● Dataset extract
>>

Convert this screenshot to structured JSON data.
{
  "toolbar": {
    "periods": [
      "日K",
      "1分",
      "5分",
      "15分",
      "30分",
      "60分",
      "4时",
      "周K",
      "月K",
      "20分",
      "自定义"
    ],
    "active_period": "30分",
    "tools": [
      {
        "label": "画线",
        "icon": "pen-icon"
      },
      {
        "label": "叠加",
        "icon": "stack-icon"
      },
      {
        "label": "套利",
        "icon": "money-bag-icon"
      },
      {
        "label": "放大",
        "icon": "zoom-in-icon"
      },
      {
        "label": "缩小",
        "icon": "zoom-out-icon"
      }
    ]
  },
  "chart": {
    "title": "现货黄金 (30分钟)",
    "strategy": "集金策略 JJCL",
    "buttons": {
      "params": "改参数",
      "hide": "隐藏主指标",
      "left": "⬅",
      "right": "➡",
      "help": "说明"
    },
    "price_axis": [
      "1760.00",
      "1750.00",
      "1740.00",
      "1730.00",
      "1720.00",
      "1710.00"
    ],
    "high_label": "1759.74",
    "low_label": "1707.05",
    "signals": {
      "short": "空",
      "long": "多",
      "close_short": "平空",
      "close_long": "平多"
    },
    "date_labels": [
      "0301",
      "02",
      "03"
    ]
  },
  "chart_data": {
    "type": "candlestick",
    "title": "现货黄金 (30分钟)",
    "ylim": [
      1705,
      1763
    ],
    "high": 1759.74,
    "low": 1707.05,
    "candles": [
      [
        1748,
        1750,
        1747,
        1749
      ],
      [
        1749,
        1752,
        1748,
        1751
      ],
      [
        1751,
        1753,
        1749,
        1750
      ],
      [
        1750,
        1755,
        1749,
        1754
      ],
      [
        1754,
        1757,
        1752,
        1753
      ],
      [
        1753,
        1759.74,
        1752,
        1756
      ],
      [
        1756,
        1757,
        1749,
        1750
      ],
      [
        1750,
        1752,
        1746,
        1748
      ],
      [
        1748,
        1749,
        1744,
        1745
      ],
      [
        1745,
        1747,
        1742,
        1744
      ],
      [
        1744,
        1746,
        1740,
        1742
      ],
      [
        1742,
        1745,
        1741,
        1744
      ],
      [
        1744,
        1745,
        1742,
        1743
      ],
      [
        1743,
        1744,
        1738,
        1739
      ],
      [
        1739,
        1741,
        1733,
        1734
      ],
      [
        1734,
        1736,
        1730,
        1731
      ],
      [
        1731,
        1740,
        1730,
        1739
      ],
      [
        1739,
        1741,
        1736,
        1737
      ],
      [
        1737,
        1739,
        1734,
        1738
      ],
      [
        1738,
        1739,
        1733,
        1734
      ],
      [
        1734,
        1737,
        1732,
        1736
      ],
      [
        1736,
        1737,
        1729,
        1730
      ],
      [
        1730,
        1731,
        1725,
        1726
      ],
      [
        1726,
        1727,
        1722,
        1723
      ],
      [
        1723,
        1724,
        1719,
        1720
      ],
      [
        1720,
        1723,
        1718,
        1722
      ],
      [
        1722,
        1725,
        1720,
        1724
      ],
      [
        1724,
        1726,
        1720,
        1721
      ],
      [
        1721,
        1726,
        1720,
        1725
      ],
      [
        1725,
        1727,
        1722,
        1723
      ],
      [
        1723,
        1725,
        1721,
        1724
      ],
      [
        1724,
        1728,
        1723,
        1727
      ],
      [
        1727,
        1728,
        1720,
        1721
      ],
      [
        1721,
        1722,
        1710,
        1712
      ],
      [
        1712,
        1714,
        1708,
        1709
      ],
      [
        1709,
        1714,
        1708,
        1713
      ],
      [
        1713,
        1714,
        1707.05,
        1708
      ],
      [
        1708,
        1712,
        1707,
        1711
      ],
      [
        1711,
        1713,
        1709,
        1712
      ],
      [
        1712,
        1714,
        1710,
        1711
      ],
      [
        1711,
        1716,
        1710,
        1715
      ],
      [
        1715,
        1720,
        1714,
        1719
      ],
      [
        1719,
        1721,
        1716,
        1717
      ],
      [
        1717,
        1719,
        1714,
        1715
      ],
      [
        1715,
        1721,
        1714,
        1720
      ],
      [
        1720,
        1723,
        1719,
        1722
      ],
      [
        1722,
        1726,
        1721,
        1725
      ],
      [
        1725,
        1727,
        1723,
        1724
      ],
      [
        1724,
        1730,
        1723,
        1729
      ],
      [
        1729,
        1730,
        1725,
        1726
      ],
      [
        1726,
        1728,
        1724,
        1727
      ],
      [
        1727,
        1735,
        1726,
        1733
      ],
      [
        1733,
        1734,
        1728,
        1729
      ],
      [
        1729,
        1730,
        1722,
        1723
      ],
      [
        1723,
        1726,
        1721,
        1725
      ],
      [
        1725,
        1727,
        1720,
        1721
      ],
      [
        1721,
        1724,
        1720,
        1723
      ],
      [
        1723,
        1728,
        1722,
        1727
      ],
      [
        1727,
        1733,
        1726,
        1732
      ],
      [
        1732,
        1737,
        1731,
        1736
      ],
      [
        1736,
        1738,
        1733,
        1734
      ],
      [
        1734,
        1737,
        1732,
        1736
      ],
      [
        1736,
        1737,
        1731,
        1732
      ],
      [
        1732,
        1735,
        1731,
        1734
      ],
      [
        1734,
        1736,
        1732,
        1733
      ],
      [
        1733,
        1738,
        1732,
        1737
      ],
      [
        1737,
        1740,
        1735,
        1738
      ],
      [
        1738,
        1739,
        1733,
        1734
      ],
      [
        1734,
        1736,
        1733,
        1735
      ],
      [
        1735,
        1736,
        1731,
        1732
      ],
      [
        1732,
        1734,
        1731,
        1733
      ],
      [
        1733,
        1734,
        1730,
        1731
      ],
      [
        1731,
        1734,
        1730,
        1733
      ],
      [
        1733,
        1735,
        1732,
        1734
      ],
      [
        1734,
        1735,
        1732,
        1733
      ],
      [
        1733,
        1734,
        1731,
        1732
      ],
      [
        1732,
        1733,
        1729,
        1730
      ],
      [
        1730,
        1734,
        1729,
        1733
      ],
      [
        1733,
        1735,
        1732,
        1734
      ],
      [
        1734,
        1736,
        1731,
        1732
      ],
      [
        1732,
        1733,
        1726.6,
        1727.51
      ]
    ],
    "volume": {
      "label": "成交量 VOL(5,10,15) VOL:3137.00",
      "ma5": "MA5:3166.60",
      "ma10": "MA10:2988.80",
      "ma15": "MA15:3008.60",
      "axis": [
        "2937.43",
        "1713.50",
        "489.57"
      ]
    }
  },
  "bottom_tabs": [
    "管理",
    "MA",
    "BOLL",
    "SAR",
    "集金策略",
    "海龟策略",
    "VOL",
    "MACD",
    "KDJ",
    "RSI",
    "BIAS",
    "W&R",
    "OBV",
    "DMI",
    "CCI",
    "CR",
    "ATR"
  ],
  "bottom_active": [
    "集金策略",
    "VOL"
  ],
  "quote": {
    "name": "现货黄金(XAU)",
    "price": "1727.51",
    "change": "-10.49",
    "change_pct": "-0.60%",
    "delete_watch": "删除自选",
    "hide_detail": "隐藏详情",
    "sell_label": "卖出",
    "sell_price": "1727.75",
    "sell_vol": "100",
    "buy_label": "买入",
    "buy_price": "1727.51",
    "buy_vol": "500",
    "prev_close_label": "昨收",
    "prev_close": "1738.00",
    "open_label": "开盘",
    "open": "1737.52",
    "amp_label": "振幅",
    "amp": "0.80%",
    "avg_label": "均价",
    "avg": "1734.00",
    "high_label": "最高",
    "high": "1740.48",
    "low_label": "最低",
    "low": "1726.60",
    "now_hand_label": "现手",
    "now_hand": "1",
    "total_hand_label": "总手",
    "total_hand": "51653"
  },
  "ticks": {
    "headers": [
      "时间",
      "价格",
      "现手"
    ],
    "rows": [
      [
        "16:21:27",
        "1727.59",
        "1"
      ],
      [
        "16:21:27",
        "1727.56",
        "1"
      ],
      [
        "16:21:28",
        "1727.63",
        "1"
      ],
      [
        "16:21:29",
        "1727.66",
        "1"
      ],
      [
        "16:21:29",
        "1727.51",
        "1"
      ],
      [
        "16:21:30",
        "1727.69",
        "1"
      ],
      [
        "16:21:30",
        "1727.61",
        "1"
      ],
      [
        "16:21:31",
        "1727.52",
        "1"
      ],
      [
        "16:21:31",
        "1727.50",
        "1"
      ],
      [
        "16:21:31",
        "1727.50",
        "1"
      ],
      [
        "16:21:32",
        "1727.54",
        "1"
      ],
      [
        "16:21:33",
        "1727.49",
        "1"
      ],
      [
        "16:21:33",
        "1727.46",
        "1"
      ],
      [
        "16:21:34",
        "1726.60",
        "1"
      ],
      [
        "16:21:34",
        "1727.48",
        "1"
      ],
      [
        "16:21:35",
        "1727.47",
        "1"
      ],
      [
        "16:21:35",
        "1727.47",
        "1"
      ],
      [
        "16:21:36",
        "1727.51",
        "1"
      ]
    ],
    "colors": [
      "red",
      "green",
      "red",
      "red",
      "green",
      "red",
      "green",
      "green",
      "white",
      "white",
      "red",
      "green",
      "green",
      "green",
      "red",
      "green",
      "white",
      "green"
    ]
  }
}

<<

● Goal
Look through the material and copy each line that has "icon".

● The reply
        "icon": "pen-icon"
        "icon": "stack-icon"
        "icon": "money-bag-icon"
        "icon": "zoom-in-icon"
        "icon": "zoom-out-icon"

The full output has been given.